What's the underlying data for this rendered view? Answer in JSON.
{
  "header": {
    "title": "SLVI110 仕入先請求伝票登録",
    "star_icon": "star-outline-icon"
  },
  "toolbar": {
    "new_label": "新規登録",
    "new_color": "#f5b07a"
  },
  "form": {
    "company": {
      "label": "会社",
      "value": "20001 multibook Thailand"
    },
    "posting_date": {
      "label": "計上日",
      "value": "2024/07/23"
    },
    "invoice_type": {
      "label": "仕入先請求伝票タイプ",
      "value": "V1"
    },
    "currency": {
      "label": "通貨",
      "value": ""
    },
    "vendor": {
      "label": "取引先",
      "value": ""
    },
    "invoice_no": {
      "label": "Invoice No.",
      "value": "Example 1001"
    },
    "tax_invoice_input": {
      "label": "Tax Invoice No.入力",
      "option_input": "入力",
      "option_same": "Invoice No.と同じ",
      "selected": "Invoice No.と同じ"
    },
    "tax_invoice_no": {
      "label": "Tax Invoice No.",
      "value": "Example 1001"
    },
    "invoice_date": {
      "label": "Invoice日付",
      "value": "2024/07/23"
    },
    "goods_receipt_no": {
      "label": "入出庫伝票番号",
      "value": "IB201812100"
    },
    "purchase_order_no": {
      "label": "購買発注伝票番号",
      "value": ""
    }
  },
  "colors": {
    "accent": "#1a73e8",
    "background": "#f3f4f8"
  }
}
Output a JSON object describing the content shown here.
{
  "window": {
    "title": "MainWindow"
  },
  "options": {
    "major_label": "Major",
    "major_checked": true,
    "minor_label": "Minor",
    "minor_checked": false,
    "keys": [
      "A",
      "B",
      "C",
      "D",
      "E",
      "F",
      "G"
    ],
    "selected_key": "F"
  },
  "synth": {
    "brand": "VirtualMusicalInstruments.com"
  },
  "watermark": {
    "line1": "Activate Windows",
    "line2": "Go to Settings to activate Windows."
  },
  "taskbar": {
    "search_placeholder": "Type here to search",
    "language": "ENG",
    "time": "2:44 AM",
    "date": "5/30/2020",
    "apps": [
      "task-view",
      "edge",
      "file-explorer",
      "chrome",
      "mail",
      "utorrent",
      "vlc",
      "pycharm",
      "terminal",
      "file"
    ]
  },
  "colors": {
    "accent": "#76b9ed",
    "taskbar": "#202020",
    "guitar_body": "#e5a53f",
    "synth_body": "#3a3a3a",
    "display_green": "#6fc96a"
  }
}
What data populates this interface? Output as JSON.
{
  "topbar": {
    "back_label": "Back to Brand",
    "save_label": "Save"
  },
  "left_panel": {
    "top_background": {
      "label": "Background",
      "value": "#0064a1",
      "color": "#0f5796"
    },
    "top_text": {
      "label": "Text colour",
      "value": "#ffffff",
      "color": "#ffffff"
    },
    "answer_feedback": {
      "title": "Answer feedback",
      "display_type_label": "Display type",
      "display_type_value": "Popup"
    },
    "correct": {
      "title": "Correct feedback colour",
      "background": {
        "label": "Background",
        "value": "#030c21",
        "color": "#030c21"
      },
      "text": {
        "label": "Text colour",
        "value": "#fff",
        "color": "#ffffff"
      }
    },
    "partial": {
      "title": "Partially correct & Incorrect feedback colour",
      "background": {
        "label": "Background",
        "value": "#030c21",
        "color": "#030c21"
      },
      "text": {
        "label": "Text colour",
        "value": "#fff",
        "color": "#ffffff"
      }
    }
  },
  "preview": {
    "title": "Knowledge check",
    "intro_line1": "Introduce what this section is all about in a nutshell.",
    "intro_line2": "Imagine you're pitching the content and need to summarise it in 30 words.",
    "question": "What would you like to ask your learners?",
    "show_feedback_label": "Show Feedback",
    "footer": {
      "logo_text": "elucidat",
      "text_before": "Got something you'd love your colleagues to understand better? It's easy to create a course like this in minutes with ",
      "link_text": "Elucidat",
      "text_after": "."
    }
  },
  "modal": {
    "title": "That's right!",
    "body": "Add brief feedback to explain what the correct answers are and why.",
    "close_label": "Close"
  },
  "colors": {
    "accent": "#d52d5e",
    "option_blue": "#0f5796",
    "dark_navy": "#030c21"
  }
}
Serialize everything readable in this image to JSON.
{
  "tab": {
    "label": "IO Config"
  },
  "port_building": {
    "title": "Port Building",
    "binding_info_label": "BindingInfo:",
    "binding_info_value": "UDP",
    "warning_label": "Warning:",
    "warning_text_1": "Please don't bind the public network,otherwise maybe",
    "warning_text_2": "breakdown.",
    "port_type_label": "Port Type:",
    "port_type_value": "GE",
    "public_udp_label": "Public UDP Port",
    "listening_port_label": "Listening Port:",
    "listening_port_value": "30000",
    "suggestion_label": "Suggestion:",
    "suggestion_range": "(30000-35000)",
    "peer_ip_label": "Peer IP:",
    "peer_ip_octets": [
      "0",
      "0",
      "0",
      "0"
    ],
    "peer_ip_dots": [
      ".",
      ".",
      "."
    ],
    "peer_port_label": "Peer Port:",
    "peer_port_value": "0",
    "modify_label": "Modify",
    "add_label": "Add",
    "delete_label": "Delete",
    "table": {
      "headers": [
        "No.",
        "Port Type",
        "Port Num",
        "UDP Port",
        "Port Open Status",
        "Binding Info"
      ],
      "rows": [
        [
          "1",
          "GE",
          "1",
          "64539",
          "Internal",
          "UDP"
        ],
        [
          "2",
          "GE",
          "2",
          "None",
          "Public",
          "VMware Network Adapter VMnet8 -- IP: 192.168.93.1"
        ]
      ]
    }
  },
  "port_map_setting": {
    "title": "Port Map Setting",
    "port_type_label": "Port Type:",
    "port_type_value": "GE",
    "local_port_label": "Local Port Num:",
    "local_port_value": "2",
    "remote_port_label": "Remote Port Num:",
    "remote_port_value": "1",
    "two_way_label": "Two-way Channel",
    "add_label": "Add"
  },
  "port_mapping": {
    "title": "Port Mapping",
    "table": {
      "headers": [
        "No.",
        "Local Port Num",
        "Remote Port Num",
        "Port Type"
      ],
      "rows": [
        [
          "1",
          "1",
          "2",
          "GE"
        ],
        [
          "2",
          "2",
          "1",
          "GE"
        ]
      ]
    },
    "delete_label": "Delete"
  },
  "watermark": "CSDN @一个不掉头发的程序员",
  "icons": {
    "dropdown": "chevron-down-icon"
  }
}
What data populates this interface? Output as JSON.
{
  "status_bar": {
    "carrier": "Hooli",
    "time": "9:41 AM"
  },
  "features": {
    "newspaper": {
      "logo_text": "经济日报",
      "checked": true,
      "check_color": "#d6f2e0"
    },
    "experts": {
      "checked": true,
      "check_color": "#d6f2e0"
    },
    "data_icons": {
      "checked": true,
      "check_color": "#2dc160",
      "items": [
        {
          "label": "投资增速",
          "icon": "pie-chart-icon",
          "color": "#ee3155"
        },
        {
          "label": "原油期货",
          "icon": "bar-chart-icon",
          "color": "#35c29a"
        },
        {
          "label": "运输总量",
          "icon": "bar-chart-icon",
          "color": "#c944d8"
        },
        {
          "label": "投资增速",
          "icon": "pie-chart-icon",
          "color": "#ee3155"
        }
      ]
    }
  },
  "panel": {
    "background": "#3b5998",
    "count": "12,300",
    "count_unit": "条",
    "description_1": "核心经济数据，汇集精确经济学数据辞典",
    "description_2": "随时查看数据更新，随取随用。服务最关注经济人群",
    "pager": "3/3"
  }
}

===============

● **Stated goal**:
Copy every line in the records above that contains the word "Delete".

● **Written answer**:
    "delete_label": "Delete",
    "delete_label": "Delete"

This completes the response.